#### Required work:
Consider the data that follows and state how many lines contain the string "grape", using the number alone.

########################################

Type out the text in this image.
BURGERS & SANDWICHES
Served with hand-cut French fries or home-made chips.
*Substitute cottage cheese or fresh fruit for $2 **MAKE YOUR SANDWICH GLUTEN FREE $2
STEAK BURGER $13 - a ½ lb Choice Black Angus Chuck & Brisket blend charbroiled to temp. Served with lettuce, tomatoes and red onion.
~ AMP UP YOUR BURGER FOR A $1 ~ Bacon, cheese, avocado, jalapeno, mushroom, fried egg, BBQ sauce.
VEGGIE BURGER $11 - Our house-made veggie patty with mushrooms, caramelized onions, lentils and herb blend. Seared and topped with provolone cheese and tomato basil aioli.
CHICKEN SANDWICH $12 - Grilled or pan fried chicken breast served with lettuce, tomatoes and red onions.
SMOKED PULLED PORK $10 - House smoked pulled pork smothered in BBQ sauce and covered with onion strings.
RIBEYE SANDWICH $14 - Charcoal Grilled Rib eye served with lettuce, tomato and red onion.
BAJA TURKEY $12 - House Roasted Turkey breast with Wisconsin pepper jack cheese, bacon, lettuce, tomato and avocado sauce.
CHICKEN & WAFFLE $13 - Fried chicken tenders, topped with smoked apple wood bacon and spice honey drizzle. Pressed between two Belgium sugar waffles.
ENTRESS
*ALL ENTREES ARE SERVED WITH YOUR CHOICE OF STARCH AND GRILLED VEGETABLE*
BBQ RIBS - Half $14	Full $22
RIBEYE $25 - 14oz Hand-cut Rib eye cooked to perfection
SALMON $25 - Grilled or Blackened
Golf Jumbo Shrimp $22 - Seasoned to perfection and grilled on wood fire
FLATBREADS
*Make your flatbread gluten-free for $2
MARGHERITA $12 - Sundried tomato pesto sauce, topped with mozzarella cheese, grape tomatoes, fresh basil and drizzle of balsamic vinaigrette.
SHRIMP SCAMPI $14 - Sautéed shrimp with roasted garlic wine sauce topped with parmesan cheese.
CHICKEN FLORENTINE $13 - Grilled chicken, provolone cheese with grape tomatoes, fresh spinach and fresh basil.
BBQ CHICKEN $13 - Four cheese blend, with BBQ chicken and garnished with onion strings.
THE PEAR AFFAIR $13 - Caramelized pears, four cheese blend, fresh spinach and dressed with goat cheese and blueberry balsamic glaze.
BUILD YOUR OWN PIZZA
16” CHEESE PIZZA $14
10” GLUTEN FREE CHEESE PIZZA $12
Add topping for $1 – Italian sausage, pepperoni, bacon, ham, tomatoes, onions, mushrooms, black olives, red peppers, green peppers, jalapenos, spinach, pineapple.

########################################

#### Written reply:
2